(Collected data)
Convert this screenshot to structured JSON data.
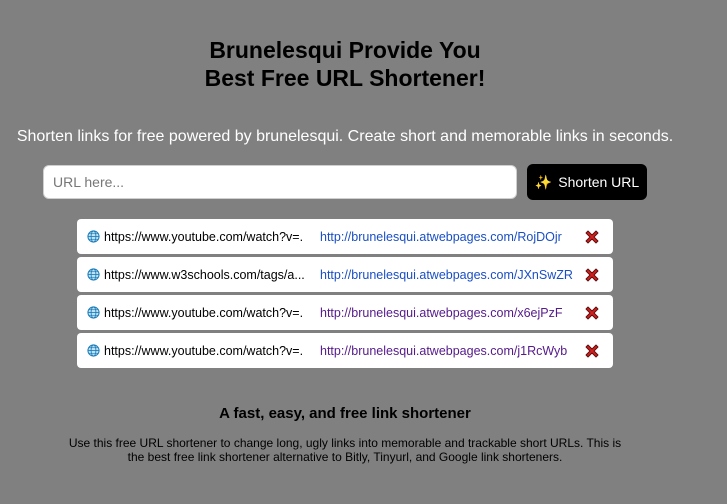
{
  "header": {
    "title_line1": "Brunelesqui Provide You",
    "title_line2": "Best Free URL Shortener!",
    "subtitle": "Shorten links for free powered by brunelesqui. Create short and memorable links in seconds."
  },
  "form": {
    "input_value": "",
    "input_placeholder": "URL here...",
    "button_label": "Shorten URL",
    "button_icon": "sparkles-icon"
  },
  "links": [
    {
      "original": "https://www.youtube.com/watch?v=...",
      "short": "http://brunelesqui.atwebpages.com/RojDOjr",
      "visited": false
    },
    {
      "original": "https://www.w3schools.com/tags/a...",
      "short": "http://brunelesqui.atwebpages.com/JXnSwZR",
      "visited": false
    },
    {
      "original": "https://www.youtube.com/watch?v=...",
      "short": "http://brunelesqui.atwebpages.com/x6ejPzF",
      "visited": true
    },
    {
      "original": "https://www.youtube.com/watch?v=...",
      "short": "http://brunelesqui.atwebpages.com/j1RcWyb",
      "visited": true
    }
  ],
  "info": {
    "heading": "A fast, easy, and free link shortener",
    "text": "Use this free URL shortener to change long, ugly links into memorable and trackable short URLs. This is the best free link shortener alternative to Bitly, Tinyurl, and Google link shorteners."
  },
  "colors": {
    "background": "#808080",
    "button": "#000000",
    "link": "#1a4fc4",
    "link_visited": "#551a8b",
    "delete": "#d22020"
  }
}
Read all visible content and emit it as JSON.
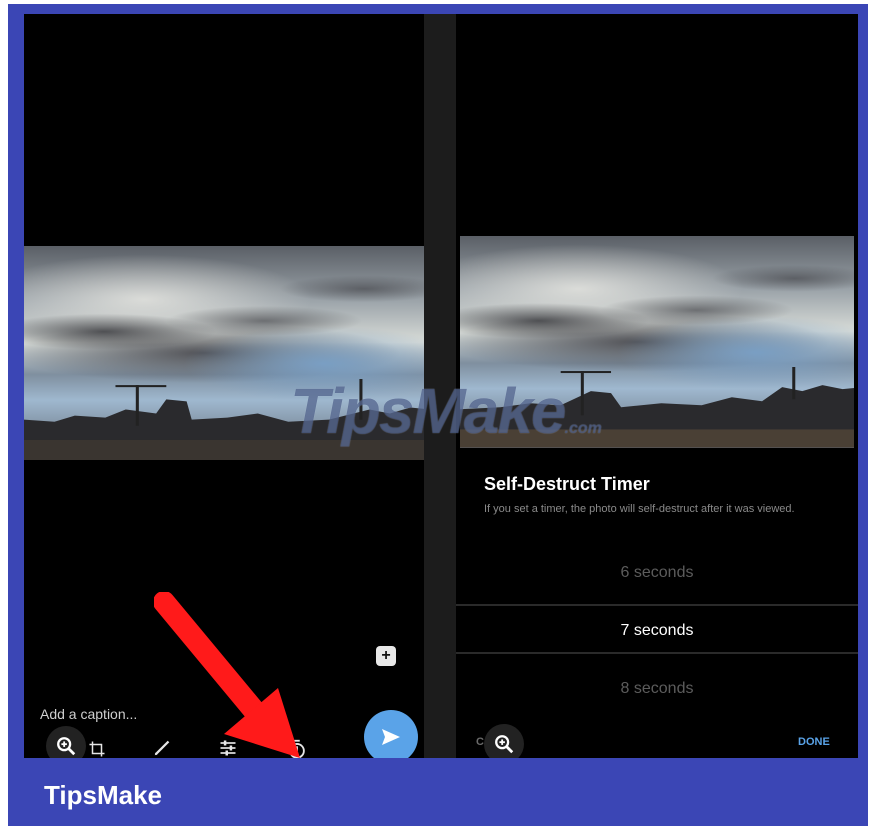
{
  "left_panel": {
    "caption_placeholder": "Add a caption..."
  },
  "right_panel": {
    "title": "Self-Destruct Timer",
    "description": "If you set a timer, the photo will self-destruct after it was viewed.",
    "options": [
      {
        "label": "6 seconds",
        "selected": false
      },
      {
        "label": "7 seconds",
        "selected": true
      },
      {
        "label": "8 seconds",
        "selected": false
      }
    ],
    "cancel_label": "CANCEL",
    "done_label": "DONE"
  },
  "watermark": {
    "text": "TipsMake",
    "suffix": ".com"
  },
  "brand": {
    "name": "TipsMake"
  },
  "colors": {
    "frame": "#3b46b5",
    "send_button": "#5aa3e8",
    "arrow": "#ff1a1a",
    "done": "#5aa3e8"
  },
  "icons": [
    "zoom-in-icon",
    "crop-icon",
    "brush-icon",
    "adjust-icon",
    "timer-icon",
    "send-icon",
    "add-sticker-icon"
  ]
}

EXERCISE AIM:
Nothing in the entries above should change when they are printed again, except that the pictures are dropped.

ANSWER FOR THIS EXERCISE:
Convert this screenshot to structured JSON data.
{
  "header": {
    "title_line1": "Brunelesqui Provide You",
    "title_line2": "Best Free URL Shortener!",
    "subtitle": "Shorten links for free powered by brunelesqui. Create short and memorable links in seconds."
  },
  "form": {
    "input_value": "",
    "input_placeholder": "URL here...",
    "button_label": "Shorten URL",
    "button_icon": "sparkles-icon"
  },
  "links": [
    {
      "original": "https://www.youtube.com/watch?v=...",
      "short": "http://brunelesqui.atwebpages.com/RojDOjr",
      "visited": false
    },
    {
      "original": "https://www.w3schools.com/tags/a...",
      "short": "http://brunelesqui.atwebpages.com/JXnSwZR",
      "visited": false
    },
    {
      "original": "https://www.youtube.com/watch?v=...",
      "short": "http://brunelesqui.atwebpages.com/x6ejPzF",
      "visited": true
    },
    {
      "original": "https://www.youtube.com/watch?v=...",
      "short": "http://brunelesqui.atwebpages.com/j1RcWyb",
      "visited": true
    }
  ],
  "info": {
    "heading": "A fast, easy, and free link shortener",
    "text": "Use this free URL shortener to change long, ugly links into memorable and trackable short URLs. This is the best free link shortener alternative to Bitly, Tinyurl, and Google link shorteners."
  },
  "colors": {
    "background": "#808080",
    "button": "#000000",
    "link": "#1a4fc4",
    "link_visited": "#551a8b",
    "delete": "#d22020"
  }
}
Read all visible content and emit it as JSON.
{
  "left_panel": {
    "caption_placeholder": "Add a caption..."
  },
  "right_panel": {
    "title": "Self-Destruct Timer",
    "description": "If you set a timer, the photo will self-destruct after it was viewed.",
    "options": [
      {
        "label": "6 seconds",
        "selected": false
      },
      {
        "label": "7 seconds",
        "selected": true
      },
      {
        "label": "8 seconds",
        "selected": false
      }
    ],
    "cancel_label": "CANCEL",
    "done_label": "DONE"
  },
  "watermark": {
    "text": "TipsMake",
    "suffix": ".com"
  },
  "brand": {
    "name": "TipsMake"
  },
  "colors": {
    "frame": "#3b46b5",
    "send_button": "#5aa3e8",
    "arrow": "#ff1a1a",
    "done": "#5aa3e8"
  },
  "icons": [
    "zoom-in-icon",
    "crop-icon",
    "brush-icon",
    "adjust-icon",
    "timer-icon",
    "send-icon",
    "add-sticker-icon"
  ]
}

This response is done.